● WHAT TO PRODUCE
Reproduce the lines of the records from the line with "gobo-button[interactable]: 1 xyxy=(166,365,197,394)" up to and including the line with "gobo-button[interactable]: 40 xyxy=(135,491,165,521)", unchanged and in their original order.

-- START OF PROVIDED ENTRIES --

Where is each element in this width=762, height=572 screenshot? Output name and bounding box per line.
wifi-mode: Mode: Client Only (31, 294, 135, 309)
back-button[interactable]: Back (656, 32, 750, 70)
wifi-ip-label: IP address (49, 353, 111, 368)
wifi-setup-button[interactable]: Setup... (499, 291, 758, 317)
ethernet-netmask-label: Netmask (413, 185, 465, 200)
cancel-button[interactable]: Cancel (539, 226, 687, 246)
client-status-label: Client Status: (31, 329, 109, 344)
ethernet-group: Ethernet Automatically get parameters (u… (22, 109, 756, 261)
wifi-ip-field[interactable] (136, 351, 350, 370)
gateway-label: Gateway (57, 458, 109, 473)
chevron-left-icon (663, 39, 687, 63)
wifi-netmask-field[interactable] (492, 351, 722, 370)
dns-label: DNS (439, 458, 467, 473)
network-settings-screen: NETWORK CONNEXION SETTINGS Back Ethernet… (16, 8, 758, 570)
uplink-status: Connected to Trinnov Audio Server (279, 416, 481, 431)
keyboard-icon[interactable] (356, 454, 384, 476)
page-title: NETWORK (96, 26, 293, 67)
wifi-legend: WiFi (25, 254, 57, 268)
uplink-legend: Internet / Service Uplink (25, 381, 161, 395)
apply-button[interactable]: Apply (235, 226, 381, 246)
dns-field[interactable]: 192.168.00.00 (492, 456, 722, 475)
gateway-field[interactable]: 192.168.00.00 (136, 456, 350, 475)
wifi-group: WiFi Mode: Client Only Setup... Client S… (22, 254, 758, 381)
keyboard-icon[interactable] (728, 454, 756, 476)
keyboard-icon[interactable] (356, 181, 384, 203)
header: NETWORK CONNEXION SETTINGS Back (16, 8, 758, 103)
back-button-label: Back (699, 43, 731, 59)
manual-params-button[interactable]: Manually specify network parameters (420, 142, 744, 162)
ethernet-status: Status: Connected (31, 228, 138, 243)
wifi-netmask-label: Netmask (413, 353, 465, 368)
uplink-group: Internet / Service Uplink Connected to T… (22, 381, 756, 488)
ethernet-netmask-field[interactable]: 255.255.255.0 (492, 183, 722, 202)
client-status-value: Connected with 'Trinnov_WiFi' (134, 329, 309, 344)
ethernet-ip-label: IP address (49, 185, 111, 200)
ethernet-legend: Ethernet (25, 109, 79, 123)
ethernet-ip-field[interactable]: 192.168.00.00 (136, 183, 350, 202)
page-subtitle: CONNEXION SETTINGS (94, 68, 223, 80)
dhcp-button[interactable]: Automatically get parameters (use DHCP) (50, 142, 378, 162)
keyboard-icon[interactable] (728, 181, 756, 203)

-- END OF PROVIDED ENTRIES --
-- START OF PROVIDED ENTRIES --

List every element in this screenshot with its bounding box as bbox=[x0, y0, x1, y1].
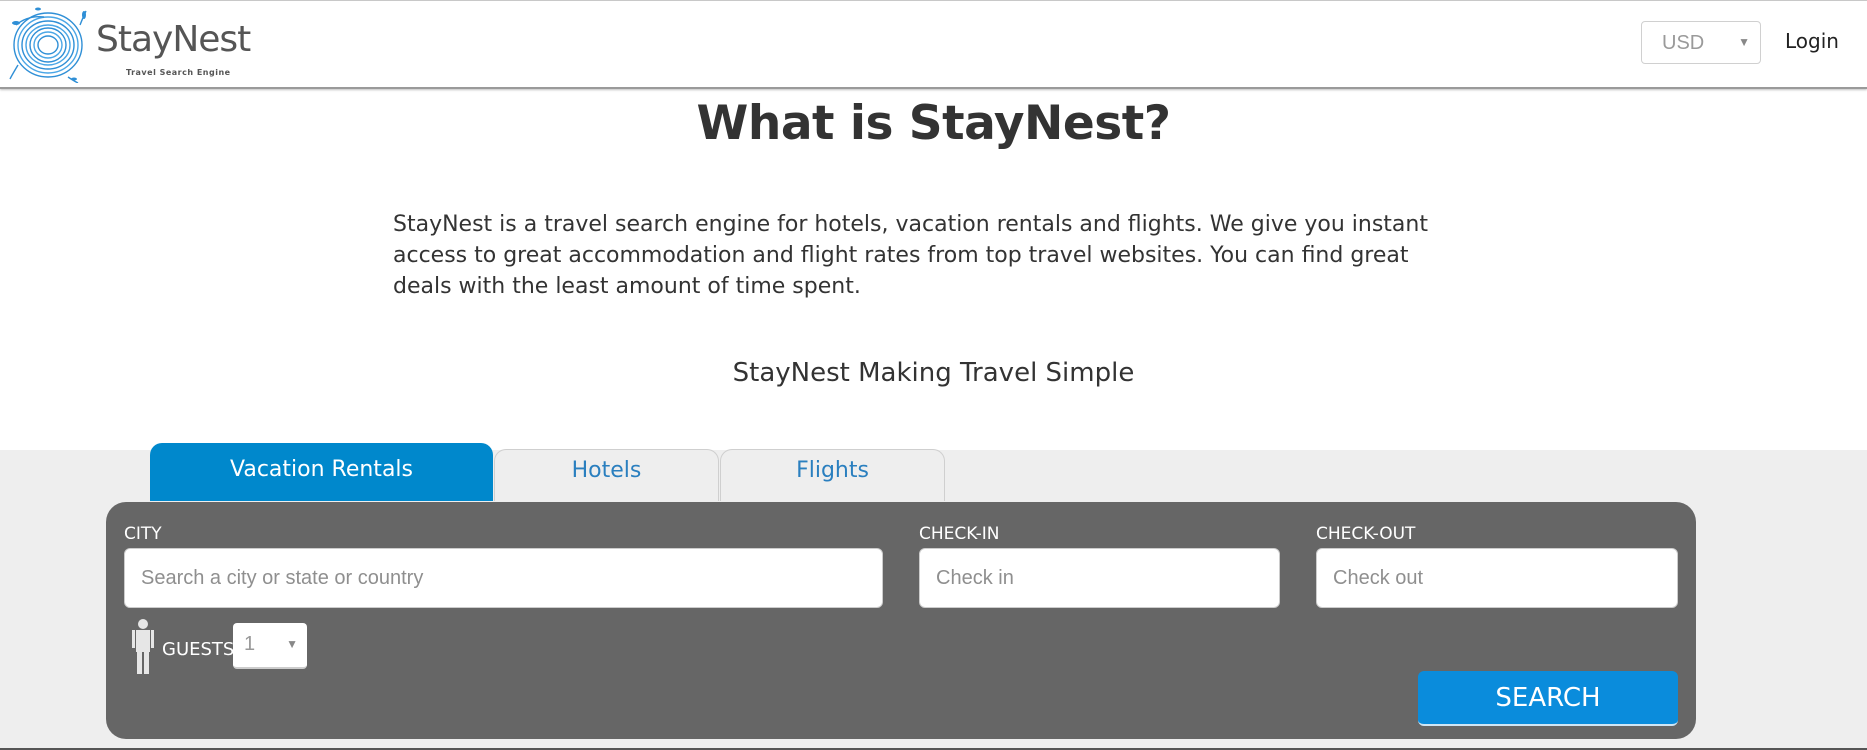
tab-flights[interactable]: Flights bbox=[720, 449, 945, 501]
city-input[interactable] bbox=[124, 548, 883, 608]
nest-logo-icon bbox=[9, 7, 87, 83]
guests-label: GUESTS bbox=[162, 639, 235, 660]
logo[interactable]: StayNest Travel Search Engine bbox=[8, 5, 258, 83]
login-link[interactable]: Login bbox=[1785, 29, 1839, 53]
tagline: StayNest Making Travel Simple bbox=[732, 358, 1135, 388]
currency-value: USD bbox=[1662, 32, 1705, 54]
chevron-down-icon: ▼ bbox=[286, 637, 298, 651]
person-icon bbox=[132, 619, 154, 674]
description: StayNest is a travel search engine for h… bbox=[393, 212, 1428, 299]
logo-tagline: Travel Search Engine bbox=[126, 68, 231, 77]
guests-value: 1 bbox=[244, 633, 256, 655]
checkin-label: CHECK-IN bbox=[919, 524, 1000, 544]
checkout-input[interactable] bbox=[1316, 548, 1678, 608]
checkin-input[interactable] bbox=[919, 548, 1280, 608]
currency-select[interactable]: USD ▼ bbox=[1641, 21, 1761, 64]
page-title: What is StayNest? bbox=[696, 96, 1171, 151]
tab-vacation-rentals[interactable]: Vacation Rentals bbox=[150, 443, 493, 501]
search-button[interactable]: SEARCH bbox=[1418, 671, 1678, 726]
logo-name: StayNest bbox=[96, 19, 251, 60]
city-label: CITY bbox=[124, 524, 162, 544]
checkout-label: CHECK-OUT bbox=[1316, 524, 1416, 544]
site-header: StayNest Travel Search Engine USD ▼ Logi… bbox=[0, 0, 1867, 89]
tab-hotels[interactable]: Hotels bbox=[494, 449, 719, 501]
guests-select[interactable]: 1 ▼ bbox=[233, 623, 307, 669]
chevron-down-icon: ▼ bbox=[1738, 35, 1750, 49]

-- END OF PROVIDED ENTRIES --
-- START OF PROVIDED ENTRIES --

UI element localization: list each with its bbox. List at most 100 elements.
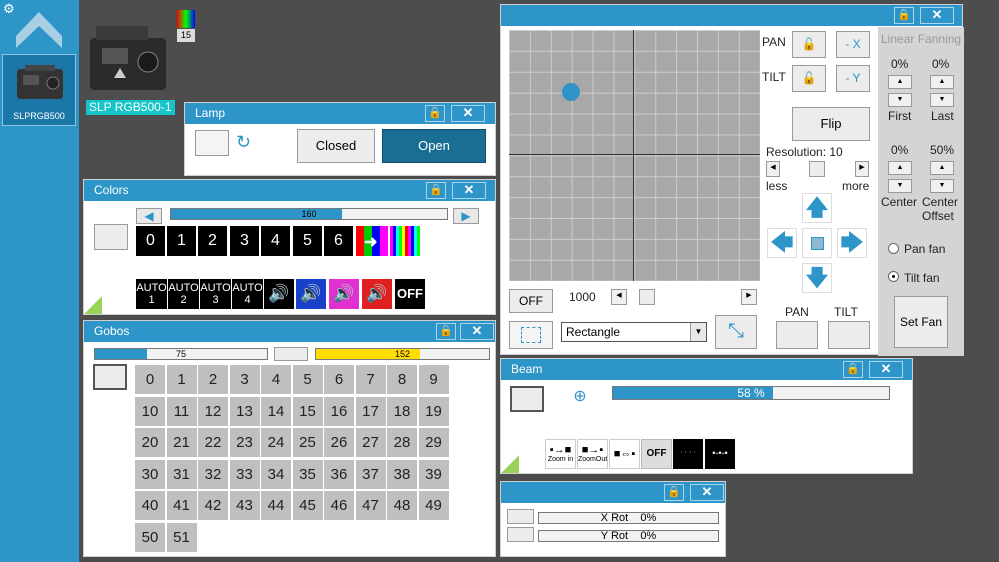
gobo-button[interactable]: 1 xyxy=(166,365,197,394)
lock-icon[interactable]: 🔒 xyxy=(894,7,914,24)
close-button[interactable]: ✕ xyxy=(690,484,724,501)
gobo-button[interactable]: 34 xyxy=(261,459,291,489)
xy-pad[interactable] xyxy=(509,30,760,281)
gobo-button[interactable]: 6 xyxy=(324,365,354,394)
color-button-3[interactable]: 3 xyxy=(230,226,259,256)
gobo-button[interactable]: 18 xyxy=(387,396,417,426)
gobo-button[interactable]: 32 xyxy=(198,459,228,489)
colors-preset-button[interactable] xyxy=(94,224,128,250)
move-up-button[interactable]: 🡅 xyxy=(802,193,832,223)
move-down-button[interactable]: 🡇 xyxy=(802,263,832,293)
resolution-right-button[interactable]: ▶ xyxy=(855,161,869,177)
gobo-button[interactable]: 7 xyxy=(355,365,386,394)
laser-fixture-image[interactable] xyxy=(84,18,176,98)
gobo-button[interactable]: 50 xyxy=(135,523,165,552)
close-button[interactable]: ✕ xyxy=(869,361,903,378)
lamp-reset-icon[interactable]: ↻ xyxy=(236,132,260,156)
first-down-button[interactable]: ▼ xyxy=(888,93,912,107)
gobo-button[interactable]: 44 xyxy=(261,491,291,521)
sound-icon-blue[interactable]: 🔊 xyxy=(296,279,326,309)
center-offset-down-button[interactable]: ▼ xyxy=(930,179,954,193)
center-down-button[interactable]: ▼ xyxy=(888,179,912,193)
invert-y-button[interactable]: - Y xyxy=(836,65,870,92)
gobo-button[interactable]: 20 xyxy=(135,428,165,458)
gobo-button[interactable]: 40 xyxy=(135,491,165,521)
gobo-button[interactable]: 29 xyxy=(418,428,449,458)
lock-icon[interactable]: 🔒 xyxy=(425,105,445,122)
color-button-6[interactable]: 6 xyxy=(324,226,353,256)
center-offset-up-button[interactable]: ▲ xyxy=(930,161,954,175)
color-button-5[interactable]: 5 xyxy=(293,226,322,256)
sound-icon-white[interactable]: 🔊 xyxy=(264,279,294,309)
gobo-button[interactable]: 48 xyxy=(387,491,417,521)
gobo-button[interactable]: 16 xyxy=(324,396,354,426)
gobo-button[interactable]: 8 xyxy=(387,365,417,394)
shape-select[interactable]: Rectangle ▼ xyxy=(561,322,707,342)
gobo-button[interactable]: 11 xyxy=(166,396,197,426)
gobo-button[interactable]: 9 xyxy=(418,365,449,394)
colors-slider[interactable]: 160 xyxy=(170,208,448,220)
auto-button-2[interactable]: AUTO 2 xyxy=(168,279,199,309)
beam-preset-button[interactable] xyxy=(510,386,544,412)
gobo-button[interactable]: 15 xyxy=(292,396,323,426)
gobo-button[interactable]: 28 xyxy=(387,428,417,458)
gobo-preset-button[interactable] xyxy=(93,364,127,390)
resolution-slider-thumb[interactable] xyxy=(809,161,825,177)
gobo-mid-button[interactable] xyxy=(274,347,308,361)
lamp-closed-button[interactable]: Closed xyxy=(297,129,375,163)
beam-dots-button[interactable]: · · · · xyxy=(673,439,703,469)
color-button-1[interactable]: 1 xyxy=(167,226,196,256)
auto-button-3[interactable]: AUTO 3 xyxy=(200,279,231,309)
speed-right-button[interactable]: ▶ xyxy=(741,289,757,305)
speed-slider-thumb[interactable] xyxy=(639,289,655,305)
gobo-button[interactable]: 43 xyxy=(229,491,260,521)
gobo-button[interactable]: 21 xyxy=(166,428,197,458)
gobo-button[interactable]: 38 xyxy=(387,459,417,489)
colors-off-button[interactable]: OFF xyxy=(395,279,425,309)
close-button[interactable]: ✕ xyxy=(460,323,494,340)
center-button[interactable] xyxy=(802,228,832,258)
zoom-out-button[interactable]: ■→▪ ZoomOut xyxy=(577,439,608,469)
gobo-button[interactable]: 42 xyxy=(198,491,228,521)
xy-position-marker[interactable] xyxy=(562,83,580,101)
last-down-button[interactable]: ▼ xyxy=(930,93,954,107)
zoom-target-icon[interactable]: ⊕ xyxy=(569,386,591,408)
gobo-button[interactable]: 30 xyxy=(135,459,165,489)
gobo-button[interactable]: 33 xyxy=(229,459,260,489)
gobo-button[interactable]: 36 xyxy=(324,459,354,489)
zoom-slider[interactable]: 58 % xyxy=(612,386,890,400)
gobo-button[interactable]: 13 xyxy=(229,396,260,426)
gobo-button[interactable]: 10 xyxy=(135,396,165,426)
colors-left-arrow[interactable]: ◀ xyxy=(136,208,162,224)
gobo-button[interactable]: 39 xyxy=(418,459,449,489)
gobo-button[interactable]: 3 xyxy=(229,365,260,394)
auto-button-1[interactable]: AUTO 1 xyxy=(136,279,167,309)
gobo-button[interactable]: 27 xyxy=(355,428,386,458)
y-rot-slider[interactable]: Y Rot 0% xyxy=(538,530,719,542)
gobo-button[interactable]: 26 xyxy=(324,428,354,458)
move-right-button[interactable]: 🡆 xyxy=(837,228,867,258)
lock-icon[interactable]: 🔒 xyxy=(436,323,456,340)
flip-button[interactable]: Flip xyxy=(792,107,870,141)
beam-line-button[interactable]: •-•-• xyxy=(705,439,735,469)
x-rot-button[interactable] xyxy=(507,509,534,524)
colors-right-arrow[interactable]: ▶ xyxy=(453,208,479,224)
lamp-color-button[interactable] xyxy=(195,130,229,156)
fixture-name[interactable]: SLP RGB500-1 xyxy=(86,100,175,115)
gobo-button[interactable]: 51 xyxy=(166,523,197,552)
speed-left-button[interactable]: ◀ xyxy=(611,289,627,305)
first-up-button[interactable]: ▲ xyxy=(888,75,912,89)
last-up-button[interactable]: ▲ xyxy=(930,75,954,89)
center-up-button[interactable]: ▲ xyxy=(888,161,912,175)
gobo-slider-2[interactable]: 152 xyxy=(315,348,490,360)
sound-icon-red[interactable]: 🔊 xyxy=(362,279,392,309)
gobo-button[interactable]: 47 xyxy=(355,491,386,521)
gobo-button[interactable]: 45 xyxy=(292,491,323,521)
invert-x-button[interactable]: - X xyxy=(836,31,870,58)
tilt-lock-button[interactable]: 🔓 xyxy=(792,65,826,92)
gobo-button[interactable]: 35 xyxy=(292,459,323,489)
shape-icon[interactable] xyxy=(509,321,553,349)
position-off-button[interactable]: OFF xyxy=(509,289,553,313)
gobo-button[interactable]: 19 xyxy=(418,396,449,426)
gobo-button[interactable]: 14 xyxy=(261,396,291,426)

-- END OF PROVIDED ENTRIES --

● COMPLETE ANSWER
gobo-button[interactable]: 1 xyxy=(166,365,197,394)
lock-icon[interactable]: 🔒 xyxy=(894,7,914,24)
close-button[interactable]: ✕ xyxy=(690,484,724,501)
gobo-button[interactable]: 34 xyxy=(261,459,291,489)
xy-pad[interactable] xyxy=(509,30,760,281)
gobo-button[interactable]: 6 xyxy=(324,365,354,394)
color-button-3[interactable]: 3 xyxy=(230,226,259,256)
gobo-button[interactable]: 18 xyxy=(387,396,417,426)
gobo-button[interactable]: 32 xyxy=(198,459,228,489)
colors-preset-button[interactable] xyxy=(94,224,128,250)
move-up-button[interactable]: 🡅 xyxy=(802,193,832,223)
move-down-button[interactable]: 🡇 xyxy=(802,263,832,293)
resolution-right-button[interactable]: ▶ xyxy=(855,161,869,177)
gobo-button[interactable]: 7 xyxy=(355,365,386,394)
laser-fixture-image[interactable] xyxy=(84,18,176,98)
gobo-button[interactable]: 50 xyxy=(135,523,165,552)
close-button[interactable]: ✕ xyxy=(869,361,903,378)
lamp-reset-icon[interactable]: ↻ xyxy=(236,132,260,156)
first-down-button[interactable]: ▼ xyxy=(888,93,912,107)
gobo-button[interactable]: 44 xyxy=(261,491,291,521)
sound-icon-blue[interactable]: 🔊 xyxy=(296,279,326,309)
center-offset-down-button[interactable]: ▼ xyxy=(930,179,954,193)
center-down-button[interactable]: ▼ xyxy=(888,179,912,193)
invert-y-button[interactable]: - Y xyxy=(836,65,870,92)
gobo-button[interactable]: 20 xyxy=(135,428,165,458)
gobo-button[interactable]: 40 xyxy=(135,491,165,521)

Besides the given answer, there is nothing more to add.